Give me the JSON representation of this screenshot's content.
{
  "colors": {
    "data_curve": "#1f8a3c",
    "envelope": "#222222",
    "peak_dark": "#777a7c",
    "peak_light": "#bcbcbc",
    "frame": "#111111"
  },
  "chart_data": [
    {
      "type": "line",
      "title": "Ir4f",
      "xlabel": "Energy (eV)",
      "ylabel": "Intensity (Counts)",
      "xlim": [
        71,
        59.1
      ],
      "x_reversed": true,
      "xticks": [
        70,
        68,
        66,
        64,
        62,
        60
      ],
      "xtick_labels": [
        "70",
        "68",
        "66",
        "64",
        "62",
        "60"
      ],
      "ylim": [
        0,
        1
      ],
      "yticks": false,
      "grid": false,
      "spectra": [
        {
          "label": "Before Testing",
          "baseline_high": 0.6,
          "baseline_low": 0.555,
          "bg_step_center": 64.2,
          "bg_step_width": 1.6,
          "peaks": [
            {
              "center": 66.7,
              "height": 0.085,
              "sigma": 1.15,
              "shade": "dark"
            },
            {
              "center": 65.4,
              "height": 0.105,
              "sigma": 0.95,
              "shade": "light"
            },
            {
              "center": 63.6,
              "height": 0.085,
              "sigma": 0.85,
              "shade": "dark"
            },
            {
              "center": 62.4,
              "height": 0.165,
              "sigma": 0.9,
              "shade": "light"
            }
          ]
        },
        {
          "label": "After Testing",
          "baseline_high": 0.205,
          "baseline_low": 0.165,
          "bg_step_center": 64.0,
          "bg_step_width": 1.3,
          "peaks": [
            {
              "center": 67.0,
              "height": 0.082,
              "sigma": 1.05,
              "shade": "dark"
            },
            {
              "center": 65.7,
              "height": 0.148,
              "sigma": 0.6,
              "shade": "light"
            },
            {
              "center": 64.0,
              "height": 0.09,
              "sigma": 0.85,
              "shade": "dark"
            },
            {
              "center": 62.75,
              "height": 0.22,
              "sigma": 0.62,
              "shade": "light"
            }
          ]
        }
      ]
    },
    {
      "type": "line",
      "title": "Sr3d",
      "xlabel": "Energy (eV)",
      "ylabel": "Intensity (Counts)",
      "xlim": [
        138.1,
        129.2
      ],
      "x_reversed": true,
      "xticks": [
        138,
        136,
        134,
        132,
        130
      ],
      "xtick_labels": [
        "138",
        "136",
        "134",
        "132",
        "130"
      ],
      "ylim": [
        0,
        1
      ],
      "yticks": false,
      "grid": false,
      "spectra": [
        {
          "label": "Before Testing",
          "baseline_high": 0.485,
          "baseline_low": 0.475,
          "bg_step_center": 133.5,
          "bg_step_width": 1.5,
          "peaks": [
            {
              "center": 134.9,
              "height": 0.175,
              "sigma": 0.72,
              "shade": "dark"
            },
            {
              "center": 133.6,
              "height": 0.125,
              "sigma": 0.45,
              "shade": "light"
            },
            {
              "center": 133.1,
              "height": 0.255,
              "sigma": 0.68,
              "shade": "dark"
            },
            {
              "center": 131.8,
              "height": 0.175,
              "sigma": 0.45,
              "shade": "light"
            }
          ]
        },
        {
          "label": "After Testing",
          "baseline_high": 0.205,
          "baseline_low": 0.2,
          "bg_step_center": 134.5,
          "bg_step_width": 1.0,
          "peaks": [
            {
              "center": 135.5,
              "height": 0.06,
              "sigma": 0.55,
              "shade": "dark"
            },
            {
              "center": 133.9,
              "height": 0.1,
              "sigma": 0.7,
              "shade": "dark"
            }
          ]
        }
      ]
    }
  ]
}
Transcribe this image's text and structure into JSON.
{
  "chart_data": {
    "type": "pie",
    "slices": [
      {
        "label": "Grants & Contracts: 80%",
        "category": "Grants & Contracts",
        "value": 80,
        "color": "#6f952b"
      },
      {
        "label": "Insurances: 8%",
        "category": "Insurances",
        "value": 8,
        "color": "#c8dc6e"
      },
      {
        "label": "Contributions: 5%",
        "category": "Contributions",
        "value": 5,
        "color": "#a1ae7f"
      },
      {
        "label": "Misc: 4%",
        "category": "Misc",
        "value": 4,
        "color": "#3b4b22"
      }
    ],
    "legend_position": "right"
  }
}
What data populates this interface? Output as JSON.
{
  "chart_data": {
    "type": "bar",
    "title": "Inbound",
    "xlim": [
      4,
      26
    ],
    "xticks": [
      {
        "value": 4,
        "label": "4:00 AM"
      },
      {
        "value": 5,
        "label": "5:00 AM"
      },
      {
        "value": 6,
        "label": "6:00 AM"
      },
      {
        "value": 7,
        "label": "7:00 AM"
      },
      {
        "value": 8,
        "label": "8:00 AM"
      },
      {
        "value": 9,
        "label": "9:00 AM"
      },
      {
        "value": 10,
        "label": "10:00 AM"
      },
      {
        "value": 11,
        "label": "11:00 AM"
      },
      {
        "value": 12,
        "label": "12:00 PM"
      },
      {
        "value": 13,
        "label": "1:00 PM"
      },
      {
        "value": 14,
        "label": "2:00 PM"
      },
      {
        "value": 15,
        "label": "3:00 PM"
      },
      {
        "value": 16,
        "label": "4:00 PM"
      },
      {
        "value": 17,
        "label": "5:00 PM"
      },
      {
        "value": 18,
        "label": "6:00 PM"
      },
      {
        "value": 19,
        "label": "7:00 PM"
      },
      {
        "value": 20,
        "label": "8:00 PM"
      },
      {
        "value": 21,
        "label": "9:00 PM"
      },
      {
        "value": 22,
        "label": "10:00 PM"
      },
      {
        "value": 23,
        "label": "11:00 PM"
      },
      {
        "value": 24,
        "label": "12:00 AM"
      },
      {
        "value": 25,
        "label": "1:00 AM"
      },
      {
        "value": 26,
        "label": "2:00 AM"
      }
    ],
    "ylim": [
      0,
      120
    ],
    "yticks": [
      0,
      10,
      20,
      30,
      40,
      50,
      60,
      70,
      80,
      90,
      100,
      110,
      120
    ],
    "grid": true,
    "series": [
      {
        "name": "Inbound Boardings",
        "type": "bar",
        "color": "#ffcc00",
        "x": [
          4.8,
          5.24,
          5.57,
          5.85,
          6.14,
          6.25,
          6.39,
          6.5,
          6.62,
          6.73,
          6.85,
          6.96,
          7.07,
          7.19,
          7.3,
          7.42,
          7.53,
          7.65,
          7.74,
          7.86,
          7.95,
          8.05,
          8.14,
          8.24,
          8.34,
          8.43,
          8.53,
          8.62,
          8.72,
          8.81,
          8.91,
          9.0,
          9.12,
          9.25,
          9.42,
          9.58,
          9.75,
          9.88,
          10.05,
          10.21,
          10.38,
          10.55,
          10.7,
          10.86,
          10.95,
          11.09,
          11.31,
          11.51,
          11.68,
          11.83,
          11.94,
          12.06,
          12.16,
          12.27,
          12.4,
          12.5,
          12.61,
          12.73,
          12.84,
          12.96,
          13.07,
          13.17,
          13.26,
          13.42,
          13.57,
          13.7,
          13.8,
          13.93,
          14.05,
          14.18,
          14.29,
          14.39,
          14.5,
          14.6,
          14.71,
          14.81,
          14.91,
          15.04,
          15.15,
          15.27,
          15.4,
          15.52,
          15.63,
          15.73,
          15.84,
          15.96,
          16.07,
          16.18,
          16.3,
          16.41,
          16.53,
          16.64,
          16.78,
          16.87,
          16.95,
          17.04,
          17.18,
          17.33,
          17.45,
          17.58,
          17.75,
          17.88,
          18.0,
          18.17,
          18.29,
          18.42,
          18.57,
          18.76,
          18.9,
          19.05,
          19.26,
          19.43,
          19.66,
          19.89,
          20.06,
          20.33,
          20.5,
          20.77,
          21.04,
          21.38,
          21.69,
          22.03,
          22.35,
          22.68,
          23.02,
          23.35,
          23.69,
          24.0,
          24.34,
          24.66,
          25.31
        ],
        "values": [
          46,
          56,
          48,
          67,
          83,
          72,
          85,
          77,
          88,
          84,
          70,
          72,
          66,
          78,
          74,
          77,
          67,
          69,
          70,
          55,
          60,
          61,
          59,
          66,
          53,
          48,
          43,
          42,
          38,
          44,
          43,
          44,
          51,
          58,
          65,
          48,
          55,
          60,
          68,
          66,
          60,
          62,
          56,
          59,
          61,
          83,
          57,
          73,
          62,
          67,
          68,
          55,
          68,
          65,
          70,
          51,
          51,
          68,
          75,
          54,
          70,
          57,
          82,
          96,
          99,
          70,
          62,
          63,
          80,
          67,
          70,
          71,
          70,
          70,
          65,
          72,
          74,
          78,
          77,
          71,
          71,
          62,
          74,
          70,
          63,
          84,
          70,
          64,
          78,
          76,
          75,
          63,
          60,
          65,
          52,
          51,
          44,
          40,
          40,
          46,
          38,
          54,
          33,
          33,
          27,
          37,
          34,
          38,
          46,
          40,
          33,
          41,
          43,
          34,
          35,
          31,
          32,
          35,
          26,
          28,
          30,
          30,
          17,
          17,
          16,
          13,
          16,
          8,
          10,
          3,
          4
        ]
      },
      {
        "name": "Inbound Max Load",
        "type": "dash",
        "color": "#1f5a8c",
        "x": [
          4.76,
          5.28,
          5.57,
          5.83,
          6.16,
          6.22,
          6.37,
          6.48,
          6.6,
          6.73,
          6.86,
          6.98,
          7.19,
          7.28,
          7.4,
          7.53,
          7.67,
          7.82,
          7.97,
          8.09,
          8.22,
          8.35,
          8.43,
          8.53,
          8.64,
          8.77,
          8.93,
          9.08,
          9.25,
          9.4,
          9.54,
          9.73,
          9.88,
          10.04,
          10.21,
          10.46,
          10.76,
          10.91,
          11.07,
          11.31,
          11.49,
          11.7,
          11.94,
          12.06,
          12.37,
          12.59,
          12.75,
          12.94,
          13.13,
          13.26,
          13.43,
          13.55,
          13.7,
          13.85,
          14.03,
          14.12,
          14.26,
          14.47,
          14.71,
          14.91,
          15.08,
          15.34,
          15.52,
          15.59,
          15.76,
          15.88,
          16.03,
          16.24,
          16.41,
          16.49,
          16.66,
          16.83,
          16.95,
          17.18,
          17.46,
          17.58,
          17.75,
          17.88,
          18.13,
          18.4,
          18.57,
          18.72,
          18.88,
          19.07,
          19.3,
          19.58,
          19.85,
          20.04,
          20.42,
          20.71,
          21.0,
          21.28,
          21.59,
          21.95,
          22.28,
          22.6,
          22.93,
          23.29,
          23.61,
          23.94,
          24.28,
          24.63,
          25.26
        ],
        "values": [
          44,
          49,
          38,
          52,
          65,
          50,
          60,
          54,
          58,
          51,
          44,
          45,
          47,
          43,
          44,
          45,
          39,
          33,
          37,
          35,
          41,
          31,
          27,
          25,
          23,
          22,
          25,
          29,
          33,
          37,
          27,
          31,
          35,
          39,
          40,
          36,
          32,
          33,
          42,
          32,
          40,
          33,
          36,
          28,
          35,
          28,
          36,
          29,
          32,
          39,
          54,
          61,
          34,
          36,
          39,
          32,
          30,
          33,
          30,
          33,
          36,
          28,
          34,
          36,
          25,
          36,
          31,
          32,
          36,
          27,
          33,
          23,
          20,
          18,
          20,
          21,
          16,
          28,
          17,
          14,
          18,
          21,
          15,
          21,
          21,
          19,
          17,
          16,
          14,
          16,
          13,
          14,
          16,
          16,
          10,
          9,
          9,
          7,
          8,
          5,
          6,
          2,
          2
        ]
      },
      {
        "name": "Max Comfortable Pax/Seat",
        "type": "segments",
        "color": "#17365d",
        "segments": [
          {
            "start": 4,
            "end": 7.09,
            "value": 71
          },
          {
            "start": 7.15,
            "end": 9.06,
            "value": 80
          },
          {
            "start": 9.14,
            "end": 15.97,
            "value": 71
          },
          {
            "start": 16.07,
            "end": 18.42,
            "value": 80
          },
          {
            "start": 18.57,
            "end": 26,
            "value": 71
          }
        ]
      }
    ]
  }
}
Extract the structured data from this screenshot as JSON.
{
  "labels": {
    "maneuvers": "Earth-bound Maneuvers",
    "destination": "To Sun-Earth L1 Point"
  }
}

▶ WORK TO DO
Quote the line that contains "Extract the structured" and each line after it through the end of the data, exactly, leaving out everything else.

▶ RESPONSE TO THIS EXERCISE
Extract the structured data from this screenshot as JSON.
{
  "labels": {
    "maneuvers": "Earth-bound Maneuvers",
    "destination": "To Sun-Earth L1 Point"
  }
}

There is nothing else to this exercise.